(Data entries)
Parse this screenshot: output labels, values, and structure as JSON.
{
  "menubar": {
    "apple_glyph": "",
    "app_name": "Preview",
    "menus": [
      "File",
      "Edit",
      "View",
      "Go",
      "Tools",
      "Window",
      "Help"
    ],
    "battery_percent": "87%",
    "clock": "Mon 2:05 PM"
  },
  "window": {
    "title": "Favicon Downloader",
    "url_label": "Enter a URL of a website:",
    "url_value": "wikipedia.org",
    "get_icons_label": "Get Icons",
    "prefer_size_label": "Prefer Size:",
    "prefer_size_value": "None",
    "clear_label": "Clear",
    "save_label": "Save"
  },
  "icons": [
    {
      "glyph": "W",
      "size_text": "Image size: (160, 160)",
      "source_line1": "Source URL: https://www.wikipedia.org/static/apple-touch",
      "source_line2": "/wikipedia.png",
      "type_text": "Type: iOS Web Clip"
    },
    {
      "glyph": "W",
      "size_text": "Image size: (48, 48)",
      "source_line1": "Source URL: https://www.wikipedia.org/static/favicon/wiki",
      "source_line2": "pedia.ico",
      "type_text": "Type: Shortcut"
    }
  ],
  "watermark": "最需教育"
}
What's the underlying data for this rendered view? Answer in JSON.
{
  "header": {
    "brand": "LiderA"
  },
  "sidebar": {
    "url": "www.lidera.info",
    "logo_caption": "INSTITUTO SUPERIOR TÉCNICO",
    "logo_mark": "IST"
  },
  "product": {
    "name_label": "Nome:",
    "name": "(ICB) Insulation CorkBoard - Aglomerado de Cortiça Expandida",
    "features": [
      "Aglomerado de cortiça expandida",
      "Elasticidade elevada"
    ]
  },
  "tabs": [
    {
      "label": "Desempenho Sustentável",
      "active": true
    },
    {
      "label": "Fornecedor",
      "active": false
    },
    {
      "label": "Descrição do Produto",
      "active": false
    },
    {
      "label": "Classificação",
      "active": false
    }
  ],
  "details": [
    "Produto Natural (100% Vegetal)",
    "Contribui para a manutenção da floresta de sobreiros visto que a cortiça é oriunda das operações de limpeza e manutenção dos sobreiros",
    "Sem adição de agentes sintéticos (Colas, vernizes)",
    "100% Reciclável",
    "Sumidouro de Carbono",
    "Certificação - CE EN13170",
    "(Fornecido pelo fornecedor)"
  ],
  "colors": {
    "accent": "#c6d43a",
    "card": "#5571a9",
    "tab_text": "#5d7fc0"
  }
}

§ **The problem**
From the line holding "What's the underlying" through the last line above, reproduce each line exactly and add nothing.

§ **The answer**
What's the underlying data for this rendered view? Answer in JSON.
{
  "header": {
    "brand": "LiderA"
  },
  "sidebar": {
    "url": "www.lidera.info",
    "logo_caption": "INSTITUTO SUPERIOR TÉCNICO",
    "logo_mark": "IST"
  },
  "product": {
    "name_label": "Nome:",
    "name": "(ICB) Insulation CorkBoard - Aglomerado de Cortiça Expandida",
    "features": [
      "Aglomerado de cortiça expandida",
      "Elasticidade elevada"
    ]
  },
  "tabs": [
    {
      "label": "Desempenho Sustentável",
      "active": true
    },
    {
      "label": "Fornecedor",
      "active": false
    },
    {
      "label": "Descrição do Produto",
      "active": false
    },
    {
      "label": "Classificação",
      "active": false
    }
  ],
  "details": [
    "Produto Natural (100% Vegetal)",
    "Contribui para a manutenção da floresta de sobreiros visto que a cortiça é oriunda das operações de limpeza e manutenção dos sobreiros",
    "Sem adição de agentes sintéticos (Colas, vernizes)",
    "100% Reciclável",
    "Sumidouro de Carbono",
    "Certificação - CE EN13170",
    "(Fornecido pelo fornecedor)"
  ],
  "colors": {
    "accent": "#c6d43a",
    "card": "#5571a9",
    "tab_text": "#5d7fc0"
  }
}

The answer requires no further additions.